[Start Data provided]
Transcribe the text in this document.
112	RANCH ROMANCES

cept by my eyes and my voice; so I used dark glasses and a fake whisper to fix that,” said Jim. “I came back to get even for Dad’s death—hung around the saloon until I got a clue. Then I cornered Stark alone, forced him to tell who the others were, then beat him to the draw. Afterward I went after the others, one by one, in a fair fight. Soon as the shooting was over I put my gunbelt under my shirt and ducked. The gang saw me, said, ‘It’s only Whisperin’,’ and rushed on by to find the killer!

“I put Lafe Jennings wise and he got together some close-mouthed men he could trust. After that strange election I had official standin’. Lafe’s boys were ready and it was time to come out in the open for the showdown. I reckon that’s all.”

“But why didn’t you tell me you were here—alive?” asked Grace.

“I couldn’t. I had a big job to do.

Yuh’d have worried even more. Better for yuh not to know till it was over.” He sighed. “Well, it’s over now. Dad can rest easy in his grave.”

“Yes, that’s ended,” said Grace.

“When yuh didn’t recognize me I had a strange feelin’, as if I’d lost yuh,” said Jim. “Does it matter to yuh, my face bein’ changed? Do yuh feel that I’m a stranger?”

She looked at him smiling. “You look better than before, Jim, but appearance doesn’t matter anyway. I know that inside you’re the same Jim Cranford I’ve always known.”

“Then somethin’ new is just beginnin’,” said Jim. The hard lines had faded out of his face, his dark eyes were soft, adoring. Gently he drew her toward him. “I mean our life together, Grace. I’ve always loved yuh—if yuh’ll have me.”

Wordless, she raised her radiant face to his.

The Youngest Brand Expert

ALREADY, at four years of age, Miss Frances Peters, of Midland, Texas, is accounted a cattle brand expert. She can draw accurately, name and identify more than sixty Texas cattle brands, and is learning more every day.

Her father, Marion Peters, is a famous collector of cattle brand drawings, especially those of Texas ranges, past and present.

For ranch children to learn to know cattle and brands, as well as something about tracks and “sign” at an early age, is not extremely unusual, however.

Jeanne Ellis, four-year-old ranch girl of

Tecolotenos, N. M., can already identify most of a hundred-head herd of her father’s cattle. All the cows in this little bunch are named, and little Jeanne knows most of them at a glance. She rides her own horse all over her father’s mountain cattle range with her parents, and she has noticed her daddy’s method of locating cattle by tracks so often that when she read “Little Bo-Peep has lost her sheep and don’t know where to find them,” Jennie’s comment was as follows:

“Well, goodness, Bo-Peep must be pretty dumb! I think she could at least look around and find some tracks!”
[End Data provided]
### Exercise details:
Using the listing, copy every line where the word "that" shows up.

### Exercise result:
cept by my eyes and my voice; so I used dark glasses and a fake whisper to fix that,” said Jim. “I came back to get even for Dad’s death—hung around the saloon until I got a clue. Then I cornered Stark alone, forced him to tell who the others were, then beat him to the draw. Afterward I went after the others, one by one, in a fair fight. Soon as the shooting was over I put my gunbelt under my shirt and ducked. The gang saw me, said, ‘It’s only Whisperin’,’ and rushed on by to find the killer!
“I put Lafe Jennings wise and he got together some close-mouthed men he could trust. After that strange election I had official standin’. Lafe’s boys were ready and it was time to come out in the open for the showdown. I reckon that’s all.”
“Yes, that’s ended,” said Grace.
“When yuh didn’t recognize me I had a strange feelin’, as if I’d lost yuh,” said Jim. “Does it matter to yuh, my face bein’ changed? Do yuh feel that I’m a stranger?”
She looked at him smiling. “You look better than before, Jim, but appearance doesn’t matter anyway. I know that inside you’re the same Jim Cranford I’ve always known.”
Tecolotenos, N. M., can already identify most of a hundred-head herd of her father’s cattle. All the cows in this little bunch are named, and little Jeanne knows most of them at a glance. She rides her own horse all over her father’s mountain cattle range with her parents, and she has noticed her daddy’s method of locating cattle by tracks so often that when she read “Little Bo-Peep has lost her sheep and don’t know where to find them,” Jennie’s comment was as follows:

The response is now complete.